• **Objective**
Pull every "structured" line out of the data below.

════════════════════

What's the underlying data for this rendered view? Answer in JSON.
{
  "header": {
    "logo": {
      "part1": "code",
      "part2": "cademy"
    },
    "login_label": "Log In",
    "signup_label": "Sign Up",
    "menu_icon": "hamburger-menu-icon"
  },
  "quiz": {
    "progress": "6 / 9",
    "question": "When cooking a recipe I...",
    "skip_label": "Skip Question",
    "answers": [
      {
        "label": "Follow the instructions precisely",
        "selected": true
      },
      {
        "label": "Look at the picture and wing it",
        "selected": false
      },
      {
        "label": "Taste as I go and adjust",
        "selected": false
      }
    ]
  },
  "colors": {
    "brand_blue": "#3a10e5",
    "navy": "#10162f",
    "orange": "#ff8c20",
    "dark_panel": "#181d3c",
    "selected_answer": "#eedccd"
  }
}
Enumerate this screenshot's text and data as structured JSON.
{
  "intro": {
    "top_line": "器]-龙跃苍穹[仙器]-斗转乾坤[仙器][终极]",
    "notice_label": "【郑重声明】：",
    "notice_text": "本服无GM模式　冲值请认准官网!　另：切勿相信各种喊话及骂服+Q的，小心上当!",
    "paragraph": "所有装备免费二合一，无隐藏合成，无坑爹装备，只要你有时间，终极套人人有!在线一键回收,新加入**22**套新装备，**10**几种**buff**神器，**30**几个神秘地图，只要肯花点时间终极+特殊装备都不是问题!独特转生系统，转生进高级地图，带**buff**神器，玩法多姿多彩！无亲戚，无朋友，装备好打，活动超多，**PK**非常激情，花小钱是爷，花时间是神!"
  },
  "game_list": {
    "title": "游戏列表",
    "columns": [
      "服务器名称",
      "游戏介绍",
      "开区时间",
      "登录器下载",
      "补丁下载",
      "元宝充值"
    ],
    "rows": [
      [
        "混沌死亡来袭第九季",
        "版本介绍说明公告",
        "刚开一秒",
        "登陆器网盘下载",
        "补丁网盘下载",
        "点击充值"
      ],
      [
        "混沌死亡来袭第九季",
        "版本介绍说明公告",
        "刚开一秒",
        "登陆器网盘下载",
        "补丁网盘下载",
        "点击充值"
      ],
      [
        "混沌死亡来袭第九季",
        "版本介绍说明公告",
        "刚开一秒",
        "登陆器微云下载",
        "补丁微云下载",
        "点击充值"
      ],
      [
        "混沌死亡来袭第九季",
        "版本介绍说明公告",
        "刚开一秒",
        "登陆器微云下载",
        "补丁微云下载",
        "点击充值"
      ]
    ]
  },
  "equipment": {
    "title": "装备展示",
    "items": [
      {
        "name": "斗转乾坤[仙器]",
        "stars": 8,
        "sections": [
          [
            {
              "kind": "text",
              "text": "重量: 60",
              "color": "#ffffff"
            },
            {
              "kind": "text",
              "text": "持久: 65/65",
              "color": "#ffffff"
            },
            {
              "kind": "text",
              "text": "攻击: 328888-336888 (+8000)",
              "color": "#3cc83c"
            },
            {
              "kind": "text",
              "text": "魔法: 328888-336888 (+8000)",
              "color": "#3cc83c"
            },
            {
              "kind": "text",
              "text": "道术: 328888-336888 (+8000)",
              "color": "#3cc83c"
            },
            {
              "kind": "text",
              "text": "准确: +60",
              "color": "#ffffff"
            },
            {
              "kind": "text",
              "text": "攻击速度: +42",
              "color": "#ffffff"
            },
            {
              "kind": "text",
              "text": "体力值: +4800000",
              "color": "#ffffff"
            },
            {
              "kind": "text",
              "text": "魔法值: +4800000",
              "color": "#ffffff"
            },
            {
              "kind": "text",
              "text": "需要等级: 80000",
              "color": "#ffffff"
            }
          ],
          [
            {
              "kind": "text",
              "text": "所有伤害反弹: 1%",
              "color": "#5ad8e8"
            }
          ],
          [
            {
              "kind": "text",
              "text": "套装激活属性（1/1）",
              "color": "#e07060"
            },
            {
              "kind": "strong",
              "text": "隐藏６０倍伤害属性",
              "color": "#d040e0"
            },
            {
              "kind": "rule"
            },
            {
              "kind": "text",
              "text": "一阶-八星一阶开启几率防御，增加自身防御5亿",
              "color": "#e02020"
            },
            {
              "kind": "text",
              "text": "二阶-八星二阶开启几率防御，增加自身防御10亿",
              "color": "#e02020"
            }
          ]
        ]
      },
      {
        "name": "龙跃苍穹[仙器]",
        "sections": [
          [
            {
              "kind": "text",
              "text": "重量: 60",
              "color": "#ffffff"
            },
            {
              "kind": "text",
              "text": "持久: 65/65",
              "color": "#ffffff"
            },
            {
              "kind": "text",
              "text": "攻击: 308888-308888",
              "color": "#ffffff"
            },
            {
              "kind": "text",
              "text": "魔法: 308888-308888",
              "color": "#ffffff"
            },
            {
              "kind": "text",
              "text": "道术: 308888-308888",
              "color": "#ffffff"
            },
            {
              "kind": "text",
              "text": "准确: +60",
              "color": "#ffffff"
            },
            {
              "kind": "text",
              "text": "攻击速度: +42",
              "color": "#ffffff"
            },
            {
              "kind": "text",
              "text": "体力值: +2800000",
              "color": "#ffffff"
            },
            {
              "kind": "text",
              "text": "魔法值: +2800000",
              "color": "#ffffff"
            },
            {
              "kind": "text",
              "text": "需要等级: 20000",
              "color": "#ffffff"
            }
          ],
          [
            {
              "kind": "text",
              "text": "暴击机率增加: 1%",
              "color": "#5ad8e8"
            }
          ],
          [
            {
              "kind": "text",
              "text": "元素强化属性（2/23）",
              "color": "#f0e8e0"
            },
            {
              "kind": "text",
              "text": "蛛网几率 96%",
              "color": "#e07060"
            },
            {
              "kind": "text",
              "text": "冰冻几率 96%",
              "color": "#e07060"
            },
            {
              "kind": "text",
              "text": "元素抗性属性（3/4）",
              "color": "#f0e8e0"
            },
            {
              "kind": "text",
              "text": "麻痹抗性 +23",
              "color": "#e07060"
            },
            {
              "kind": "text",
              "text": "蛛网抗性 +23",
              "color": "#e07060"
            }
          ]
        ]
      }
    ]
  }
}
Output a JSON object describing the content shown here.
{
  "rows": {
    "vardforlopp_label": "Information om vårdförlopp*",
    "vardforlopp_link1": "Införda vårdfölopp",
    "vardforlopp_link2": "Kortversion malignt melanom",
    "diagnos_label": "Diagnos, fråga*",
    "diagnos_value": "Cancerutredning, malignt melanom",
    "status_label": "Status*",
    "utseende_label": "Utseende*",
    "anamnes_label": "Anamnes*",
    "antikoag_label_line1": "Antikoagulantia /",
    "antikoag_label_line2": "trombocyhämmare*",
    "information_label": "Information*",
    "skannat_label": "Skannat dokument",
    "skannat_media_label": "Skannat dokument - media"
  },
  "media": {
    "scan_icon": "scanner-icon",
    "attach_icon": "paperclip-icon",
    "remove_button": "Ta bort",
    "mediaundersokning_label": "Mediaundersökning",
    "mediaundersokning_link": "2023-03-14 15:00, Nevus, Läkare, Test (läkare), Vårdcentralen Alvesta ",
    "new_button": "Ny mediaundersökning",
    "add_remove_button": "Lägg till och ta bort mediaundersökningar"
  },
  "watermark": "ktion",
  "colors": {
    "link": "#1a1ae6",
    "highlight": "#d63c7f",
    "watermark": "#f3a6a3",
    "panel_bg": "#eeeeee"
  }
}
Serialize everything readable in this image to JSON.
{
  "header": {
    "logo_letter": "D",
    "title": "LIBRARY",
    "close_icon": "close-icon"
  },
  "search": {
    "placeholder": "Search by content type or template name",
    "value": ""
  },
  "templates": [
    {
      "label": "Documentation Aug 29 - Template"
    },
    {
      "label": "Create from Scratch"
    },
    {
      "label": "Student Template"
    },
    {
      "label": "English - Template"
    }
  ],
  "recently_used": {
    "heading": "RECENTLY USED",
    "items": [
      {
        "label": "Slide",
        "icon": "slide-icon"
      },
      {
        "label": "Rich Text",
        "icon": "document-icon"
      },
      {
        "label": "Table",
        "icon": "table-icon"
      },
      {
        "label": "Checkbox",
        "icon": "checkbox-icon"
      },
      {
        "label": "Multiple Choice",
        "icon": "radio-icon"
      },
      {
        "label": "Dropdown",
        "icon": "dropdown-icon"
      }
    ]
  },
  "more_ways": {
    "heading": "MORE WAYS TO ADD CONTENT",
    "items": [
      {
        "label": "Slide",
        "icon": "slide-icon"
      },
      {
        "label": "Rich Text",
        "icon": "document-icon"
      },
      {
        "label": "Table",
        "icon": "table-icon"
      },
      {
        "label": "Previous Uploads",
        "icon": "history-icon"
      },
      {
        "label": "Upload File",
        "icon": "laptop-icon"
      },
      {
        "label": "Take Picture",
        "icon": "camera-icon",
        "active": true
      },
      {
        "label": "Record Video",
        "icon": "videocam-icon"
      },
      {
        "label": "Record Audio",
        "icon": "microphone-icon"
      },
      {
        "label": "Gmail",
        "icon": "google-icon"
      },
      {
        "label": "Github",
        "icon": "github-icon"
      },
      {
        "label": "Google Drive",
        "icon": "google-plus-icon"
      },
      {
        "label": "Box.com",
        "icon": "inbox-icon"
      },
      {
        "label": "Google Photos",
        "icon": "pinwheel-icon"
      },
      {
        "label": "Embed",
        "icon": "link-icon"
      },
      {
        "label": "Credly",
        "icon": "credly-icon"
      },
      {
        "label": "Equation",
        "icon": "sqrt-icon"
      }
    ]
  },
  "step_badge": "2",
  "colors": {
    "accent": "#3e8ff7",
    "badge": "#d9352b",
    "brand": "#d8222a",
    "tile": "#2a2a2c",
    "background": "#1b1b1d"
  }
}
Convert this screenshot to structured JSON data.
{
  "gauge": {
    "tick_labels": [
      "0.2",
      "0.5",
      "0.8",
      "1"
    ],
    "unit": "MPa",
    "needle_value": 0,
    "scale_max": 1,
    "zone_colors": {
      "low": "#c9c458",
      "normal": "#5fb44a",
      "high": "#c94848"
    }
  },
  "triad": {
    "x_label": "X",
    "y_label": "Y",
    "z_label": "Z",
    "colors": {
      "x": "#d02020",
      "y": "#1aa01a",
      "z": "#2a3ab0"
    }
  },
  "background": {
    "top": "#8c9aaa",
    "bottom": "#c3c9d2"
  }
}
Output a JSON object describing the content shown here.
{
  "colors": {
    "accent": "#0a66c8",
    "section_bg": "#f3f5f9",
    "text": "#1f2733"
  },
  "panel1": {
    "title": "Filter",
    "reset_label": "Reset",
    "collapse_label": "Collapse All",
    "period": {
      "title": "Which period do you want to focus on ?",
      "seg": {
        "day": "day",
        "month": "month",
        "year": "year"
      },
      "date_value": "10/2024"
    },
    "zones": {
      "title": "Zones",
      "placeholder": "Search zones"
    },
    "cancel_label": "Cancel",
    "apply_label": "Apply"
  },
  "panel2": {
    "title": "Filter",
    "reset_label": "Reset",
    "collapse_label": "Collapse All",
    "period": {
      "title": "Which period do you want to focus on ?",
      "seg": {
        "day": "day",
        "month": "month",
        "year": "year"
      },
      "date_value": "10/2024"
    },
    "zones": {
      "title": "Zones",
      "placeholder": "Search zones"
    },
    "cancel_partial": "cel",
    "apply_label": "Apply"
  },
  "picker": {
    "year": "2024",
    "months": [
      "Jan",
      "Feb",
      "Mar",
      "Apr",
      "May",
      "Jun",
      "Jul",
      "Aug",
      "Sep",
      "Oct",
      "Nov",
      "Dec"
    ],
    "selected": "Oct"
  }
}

════════════════════

• **Task output**
Enumerate this screenshot's text and data as structured JSON.
Convert this screenshot to structured JSON data.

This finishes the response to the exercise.